■ What is being asked
Report only the number of lines that hold the word "части".
☆ ☆ ☆ ☆
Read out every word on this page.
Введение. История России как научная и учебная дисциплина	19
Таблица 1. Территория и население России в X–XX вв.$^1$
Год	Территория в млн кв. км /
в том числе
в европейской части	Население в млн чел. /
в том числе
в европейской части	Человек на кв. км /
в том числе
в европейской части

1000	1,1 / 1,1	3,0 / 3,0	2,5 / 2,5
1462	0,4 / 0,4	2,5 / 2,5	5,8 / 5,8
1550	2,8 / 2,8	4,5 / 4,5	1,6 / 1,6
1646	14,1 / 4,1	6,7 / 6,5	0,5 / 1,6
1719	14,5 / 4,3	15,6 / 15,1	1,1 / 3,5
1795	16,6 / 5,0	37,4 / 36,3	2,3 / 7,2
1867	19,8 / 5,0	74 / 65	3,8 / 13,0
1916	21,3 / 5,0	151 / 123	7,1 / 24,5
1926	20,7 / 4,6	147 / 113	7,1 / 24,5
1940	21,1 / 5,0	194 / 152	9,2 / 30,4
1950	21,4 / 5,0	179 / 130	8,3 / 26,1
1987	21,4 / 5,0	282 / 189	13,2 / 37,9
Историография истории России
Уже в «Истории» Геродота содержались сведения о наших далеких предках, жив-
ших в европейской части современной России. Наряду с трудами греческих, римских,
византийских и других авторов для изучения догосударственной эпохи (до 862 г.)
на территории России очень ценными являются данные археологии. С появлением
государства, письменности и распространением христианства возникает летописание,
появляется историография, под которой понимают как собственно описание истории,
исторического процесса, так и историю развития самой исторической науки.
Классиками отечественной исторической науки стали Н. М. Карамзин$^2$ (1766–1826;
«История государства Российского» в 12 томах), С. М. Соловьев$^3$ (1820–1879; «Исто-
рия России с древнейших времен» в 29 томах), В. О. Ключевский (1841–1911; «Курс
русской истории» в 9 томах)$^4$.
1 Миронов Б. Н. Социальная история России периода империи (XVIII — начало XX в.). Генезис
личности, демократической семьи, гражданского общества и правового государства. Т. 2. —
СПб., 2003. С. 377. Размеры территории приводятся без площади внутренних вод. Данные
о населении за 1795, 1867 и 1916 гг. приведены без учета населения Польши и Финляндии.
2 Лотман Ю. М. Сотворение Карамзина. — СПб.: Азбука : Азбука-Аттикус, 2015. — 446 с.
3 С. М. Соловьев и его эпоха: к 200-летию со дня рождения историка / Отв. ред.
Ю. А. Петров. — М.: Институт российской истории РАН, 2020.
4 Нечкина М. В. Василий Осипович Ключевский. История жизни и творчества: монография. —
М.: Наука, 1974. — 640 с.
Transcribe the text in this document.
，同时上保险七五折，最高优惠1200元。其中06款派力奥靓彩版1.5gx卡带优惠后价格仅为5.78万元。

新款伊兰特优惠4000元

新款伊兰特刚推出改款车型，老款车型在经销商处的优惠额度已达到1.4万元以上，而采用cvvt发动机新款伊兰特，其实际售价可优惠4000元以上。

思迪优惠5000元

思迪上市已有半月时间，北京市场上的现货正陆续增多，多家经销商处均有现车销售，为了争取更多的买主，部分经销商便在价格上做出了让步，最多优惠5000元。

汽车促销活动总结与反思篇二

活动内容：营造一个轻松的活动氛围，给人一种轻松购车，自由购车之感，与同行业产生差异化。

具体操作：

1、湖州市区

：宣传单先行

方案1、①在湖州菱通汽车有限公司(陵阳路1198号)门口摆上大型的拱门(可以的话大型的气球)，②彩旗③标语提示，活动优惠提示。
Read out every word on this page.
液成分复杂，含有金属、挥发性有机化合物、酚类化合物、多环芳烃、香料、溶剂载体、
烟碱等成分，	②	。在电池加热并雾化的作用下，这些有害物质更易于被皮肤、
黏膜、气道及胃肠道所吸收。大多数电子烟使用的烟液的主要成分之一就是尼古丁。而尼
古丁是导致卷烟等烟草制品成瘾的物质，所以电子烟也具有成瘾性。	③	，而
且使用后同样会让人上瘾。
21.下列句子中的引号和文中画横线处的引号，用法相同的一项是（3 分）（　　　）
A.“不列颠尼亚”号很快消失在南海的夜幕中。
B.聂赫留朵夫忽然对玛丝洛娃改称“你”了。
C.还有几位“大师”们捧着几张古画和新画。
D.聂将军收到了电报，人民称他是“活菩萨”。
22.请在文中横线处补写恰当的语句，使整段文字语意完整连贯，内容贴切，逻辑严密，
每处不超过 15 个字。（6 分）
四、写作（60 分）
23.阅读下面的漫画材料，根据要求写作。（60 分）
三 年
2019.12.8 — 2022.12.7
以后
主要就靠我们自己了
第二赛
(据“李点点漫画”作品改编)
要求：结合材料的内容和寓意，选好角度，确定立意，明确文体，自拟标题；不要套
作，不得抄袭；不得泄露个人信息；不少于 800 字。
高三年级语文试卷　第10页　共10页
☆ ☆ ☆ ☆
■ Correct result
4